> **Request**
Print every line of the listing below word for word, but leave out the pictures.

Item position entries
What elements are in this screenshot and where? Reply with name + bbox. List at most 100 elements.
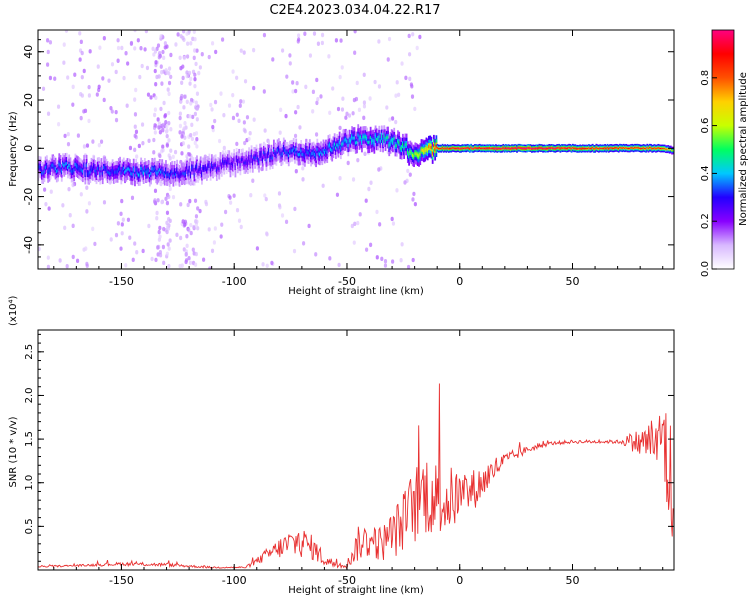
spectrogram-cell	[46, 49, 50, 55]
spectrogram-cell	[184, 258, 189, 263]
spectrogram-cell	[243, 129, 247, 134]
spectrogram-cell	[153, 130, 157, 135]
spectrogram-cell	[240, 158, 243, 162]
spectrogram-cell	[209, 102, 213, 108]
spectrogram-cell	[574, 147, 577, 149]
spectrogram-cell	[146, 170, 149, 174]
spectrogram-cell	[173, 149, 178, 155]
spectrogram-cell	[512, 147, 515, 149]
spectrogram-cell	[193, 48, 197, 53]
spectrogram-cell	[280, 153, 283, 157]
spectrogram-cell	[341, 96, 345, 101]
spectrogram-cell	[210, 107, 214, 112]
spectrogram-cell	[91, 139, 95, 144]
spectrogram-cell	[356, 220, 360, 226]
spectrogram-cell	[136, 38, 140, 43]
spectrogram-cell	[82, 68, 86, 74]
spectrogram-cell	[336, 143, 339, 147]
spectrogram-cell	[334, 38, 339, 43]
spectrogram-cell	[265, 231, 269, 236]
spectrogram-cell	[441, 147, 444, 149]
spectrogram-cell	[46, 264, 51, 269]
spectrogram-cell	[435, 144, 438, 148]
spectrogram-cell	[626, 147, 629, 149]
spectrogram-cell	[237, 160, 239, 164]
spectrogram-cell	[369, 136, 372, 140]
spectrogram-cell	[272, 148, 275, 153]
spectrogram-cell	[407, 33, 411, 39]
spectrogram-cell	[548, 147, 551, 149]
spectrogram-cell	[411, 257, 415, 263]
colorbar-tick-label: 0.2	[700, 213, 711, 229]
spectrogram-cell	[342, 141, 345, 145]
spectrogram-cell	[85, 164, 88, 168]
spectrogram-cell	[156, 172, 159, 176]
spectrogram-cell	[519, 147, 522, 149]
spectrogram-cell	[395, 144, 398, 148]
spectrogram-cell	[523, 147, 526, 149]
spectrogram-cell	[194, 100, 198, 105]
spectrogram-cell	[133, 112, 138, 117]
spectrogram-cell	[483, 147, 486, 149]
spectrogram-cell	[152, 137, 156, 143]
spectrogram-cell	[181, 64, 185, 69]
spectrogram-cell	[187, 171, 190, 175]
spectrogram-cell	[191, 166, 193, 170]
spectrogram-cell	[132, 168, 135, 172]
spectrogram-cell	[473, 147, 476, 149]
spectrogram-cell	[564, 147, 567, 149]
spectrogram-cell	[611, 147, 614, 149]
spectrogram-cell	[363, 151, 367, 157]
spectrogram-cell	[185, 31, 189, 36]
spectrogram-cell	[182, 171, 185, 175]
spectrogram-cell	[504, 147, 507, 149]
spectrogram-cell	[84, 172, 87, 176]
spectrogram-cell	[149, 95, 153, 100]
spectrogram-cell	[198, 167, 201, 171]
spectrogram-cell	[285, 74, 289, 79]
spectrogram-cell	[188, 152, 192, 157]
spectrogram-cell	[249, 160, 252, 164]
spectrogram-cell	[280, 48, 285, 53]
spectrogram-cell	[475, 147, 477, 149]
spectrogram-cell	[616, 147, 619, 149]
spectrogram-cell	[97, 142, 101, 148]
spectrogram-cell	[242, 50, 246, 55]
spectrogram-cell	[126, 217, 131, 223]
spectrogram-cell	[91, 226, 95, 232]
spectrogram-cell	[344, 115, 348, 120]
spectrogram-cell	[39, 165, 42, 169]
spectrogram-cell	[428, 145, 430, 149]
spectrogram-cell	[203, 166, 206, 170]
spectrogram-cell	[291, 149, 294, 153]
spectrogram-cell	[328, 256, 332, 261]
spectrogram-cell	[47, 206, 51, 211]
spectrogram-cell	[145, 65, 150, 71]
spectrogram-cell	[450, 148, 453, 150]
spectrogram-cell	[158, 168, 161, 172]
spectrogram-cell	[160, 199, 164, 205]
spectrogram-cell	[403, 180, 407, 185]
spectrogram-cell	[411, 32, 415, 37]
spectrogram-cell	[296, 152, 299, 156]
spectrogram-cell	[156, 245, 160, 250]
spectrogram-cell	[167, 138, 171, 143]
spectrogram-cell	[491, 147, 494, 149]
spectrogram-cell	[66, 132, 70, 137]
spectrogram-cell	[344, 138, 347, 142]
spectrogram-cell	[111, 168, 114, 172]
spectrogram-cell	[156, 252, 160, 257]
spectrogram-cell	[571, 147, 574, 149]
spectrogram-cell	[169, 148, 173, 153]
spectrogram-cell	[122, 75, 126, 81]
spectrogram-cell	[601, 147, 604, 149]
spectrogram-cell	[292, 147, 295, 151]
spectrogram-cell	[168, 238, 172, 243]
spectrogram-cell	[266, 153, 269, 157]
spectrogram-cell	[509, 148, 512, 150]
spectrogram-cell	[410, 151, 413, 155]
spectrogram-cell	[340, 65, 344, 70]
spectrogram-cell	[103, 165, 105, 169]
spectrogram-cell	[481, 147, 484, 149]
spectrogram-cell	[550, 147, 553, 149]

> **Correct answer**
What elements are in this screenshot and where? Reply with name + bbox. List at most 100 elements.
spectrogram-cell	[46, 49, 50, 55]
spectrogram-cell	[184, 258, 189, 263]
spectrogram-cell	[243, 129, 247, 134]
spectrogram-cell	[153, 130, 157, 135]
spectrogram-cell	[240, 158, 243, 162]
spectrogram-cell	[209, 102, 213, 108]
spectrogram-cell	[574, 147, 577, 149]
spectrogram-cell	[146, 170, 149, 174]
spectrogram-cell	[173, 149, 178, 155]
spectrogram-cell	[512, 147, 515, 149]
spectrogram-cell	[193, 48, 197, 53]
spectrogram-cell	[280, 153, 283, 157]
spectrogram-cell	[341, 96, 345, 101]
spectrogram-cell	[210, 107, 214, 112]
spectrogram-cell	[91, 139, 95, 144]
spectrogram-cell	[356, 220, 360, 226]
spectrogram-cell	[136, 38, 140, 43]
spectrogram-cell	[82, 68, 86, 74]
spectrogram-cell	[336, 143, 339, 147]
spectrogram-cell	[334, 38, 339, 43]
spectrogram-cell	[265, 231, 269, 236]
spectrogram-cell	[441, 147, 444, 149]
spectrogram-cell	[46, 264, 51, 269]
spectrogram-cell	[435, 144, 438, 148]
spectrogram-cell	[626, 147, 629, 149]
spectrogram-cell	[237, 160, 239, 164]
spectrogram-cell	[369, 136, 372, 140]
spectrogram-cell	[272, 148, 275, 153]
spectrogram-cell	[407, 33, 411, 39]
spectrogram-cell	[548, 147, 551, 149]
spectrogram-cell	[411, 257, 415, 263]
colorbar-tick-label: 0.2	[700, 213, 711, 229]
spectrogram-cell	[342, 141, 345, 145]
spectrogram-cell	[85, 164, 88, 168]
spectrogram-cell	[156, 172, 159, 176]
spectrogram-cell	[519, 147, 522, 149]
spectrogram-cell	[395, 144, 398, 148]
spectrogram-cell	[523, 147, 526, 149]
spectrogram-cell	[194, 100, 198, 105]
spectrogram-cell	[133, 112, 138, 117]
spectrogram-cell	[483, 147, 486, 149]
spectrogram-cell	[152, 137, 156, 143]
spectrogram-cell	[181, 64, 185, 69]
spectrogram-cell	[187, 171, 190, 175]
spectrogram-cell	[191, 166, 193, 170]
spectrogram-cell	[132, 168, 135, 172]
spectrogram-cell	[473, 147, 476, 149]
spectrogram-cell	[564, 147, 567, 149]
spectrogram-cell	[611, 147, 614, 149]
spectrogram-cell	[363, 151, 367, 157]
spectrogram-cell	[185, 31, 189, 36]
spectrogram-cell	[182, 171, 185, 175]
spectrogram-cell	[504, 147, 507, 149]
spectrogram-cell	[84, 172, 87, 176]
spectrogram-cell	[149, 95, 153, 100]
spectrogram-cell	[198, 167, 201, 171]
spectrogram-cell	[285, 74, 289, 79]
spectrogram-cell	[188, 152, 192, 157]
spectrogram-cell	[249, 160, 252, 164]
spectrogram-cell	[280, 48, 285, 53]
spectrogram-cell	[475, 147, 477, 149]
spectrogram-cell	[616, 147, 619, 149]
spectrogram-cell	[97, 142, 101, 148]
spectrogram-cell	[242, 50, 246, 55]
spectrogram-cell	[126, 217, 131, 223]
spectrogram-cell	[91, 226, 95, 232]
spectrogram-cell	[344, 115, 348, 120]
spectrogram-cell	[39, 165, 42, 169]
spectrogram-cell	[428, 145, 430, 149]
spectrogram-cell	[203, 166, 206, 170]
spectrogram-cell	[291, 149, 294, 153]
spectrogram-cell	[328, 256, 332, 261]
spectrogram-cell	[47, 206, 51, 211]
spectrogram-cell	[145, 65, 150, 71]
spectrogram-cell	[450, 148, 453, 150]
spectrogram-cell	[158, 168, 161, 172]
spectrogram-cell	[160, 199, 164, 205]
spectrogram-cell	[403, 180, 407, 185]
spectrogram-cell	[411, 32, 415, 37]
spectrogram-cell	[296, 152, 299, 156]
spectrogram-cell	[156, 245, 160, 250]
spectrogram-cell	[167, 138, 171, 143]
spectrogram-cell	[491, 147, 494, 149]
spectrogram-cell	[66, 132, 70, 137]
spectrogram-cell	[344, 138, 347, 142]
spectrogram-cell	[111, 168, 114, 172]
spectrogram-cell	[156, 252, 160, 257]
spectrogram-cell	[571, 147, 574, 149]
spectrogram-cell	[169, 148, 173, 153]
spectrogram-cell	[122, 75, 126, 81]
spectrogram-cell	[601, 147, 604, 149]
spectrogram-cell	[292, 147, 295, 151]
spectrogram-cell	[168, 238, 172, 243]
spectrogram-cell	[266, 153, 269, 157]
spectrogram-cell	[509, 148, 512, 150]
spectrogram-cell	[410, 151, 413, 155]
spectrogram-cell	[340, 65, 344, 70]
spectrogram-cell	[103, 165, 105, 169]
spectrogram-cell	[481, 147, 484, 149]
spectrogram-cell	[550, 147, 553, 149]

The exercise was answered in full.